• _Extracted data_
------
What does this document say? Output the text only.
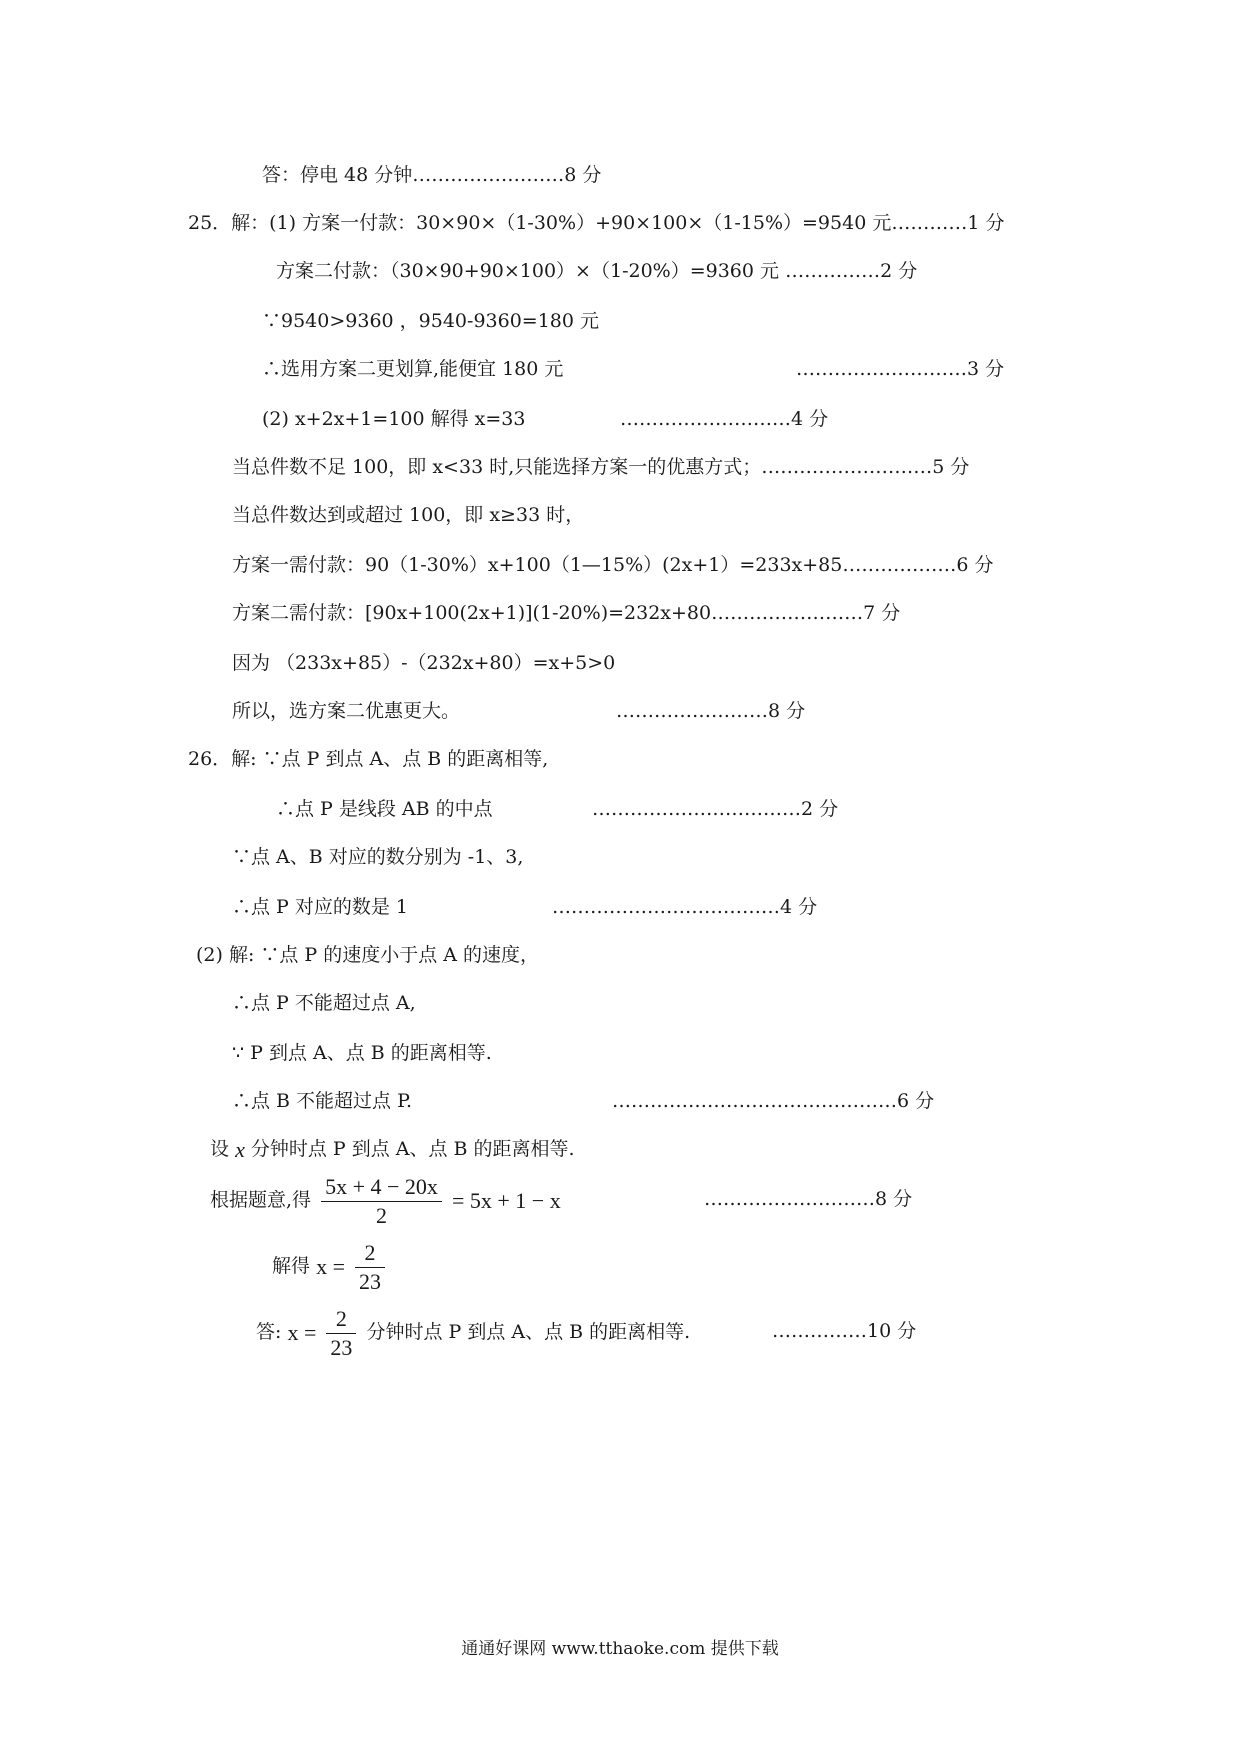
答：停电 48 分钟……………………8 分
25．解：(1) 方案一付款：30×90×（1-30%）+90×100×（1-15%）=9540 元…………1 分
方案二付款：（30×90+90×100）×（1-20%）=9360 元 ……………2 分
∵9540>9360 ，9540-9360=180 元
∴选用方案二更划算,能便宜 180 元	………………………3 分
(2) x+2x+1=100 解得 x=33	………………………4 分
当总件数不足 100，即 x<33 时,只能选择方案一的优惠方式；………………………5 分
当总件数达到或超过 100，即 x≥33 时，
方案一需付款：90（1-30%）x+100（1—15%）(2x+1）=233x+85………………6 分
方案二需付款：[90x+100(2x+1)](1-20%)=232x+80……………………7 分
因为 （233x+85）-（232x+80）=x+5>0
所以，选方案二优惠更大。	……………………8 分
26．解: ∵点 P 到点 A、点 B 的距离相等,
∴点 P 是线段 AB 的中点	……………………………2 分
∵点 A、B 对应的数分别为 -1、3,
∴点 P 对应的数是 1	………………………………4 分
(2) 解: ∵点 P 的速度小于点 A 的速度，
∴点 P 不能超过点 A,
∵ P 到点 A、点 B 的距离相等.
∴点 B 不能超过点 P.	………………………………………6 分
设 x 分钟时点 P 到点 A、点 B 的距离相等.
根据题意,得 $\frac{5x + 4 - 20x}{2} = 5x + 1 - x$	………………………8 分
解得 $x = \frac{2}{23}$
答: $x = \frac{2}{23}$ 分钟时点 P 到点 A、点 B 的距离相等.	……………10 分
通通好课网 www.tthaoke.com 提供下载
------
• _Exercise prompt_
Which lines contain "frac"? Copy each of them.

• _Correct result_
根据题意,得 $\frac{5x + 4 - 20x}{2} = 5x + 1 - x$	………………………8 分
解得 $x = \frac{2}{23}$
答: $x = \frac{2}{23}$ 分钟时点 P 到点 A、点 B 的距离相等.	……………10 分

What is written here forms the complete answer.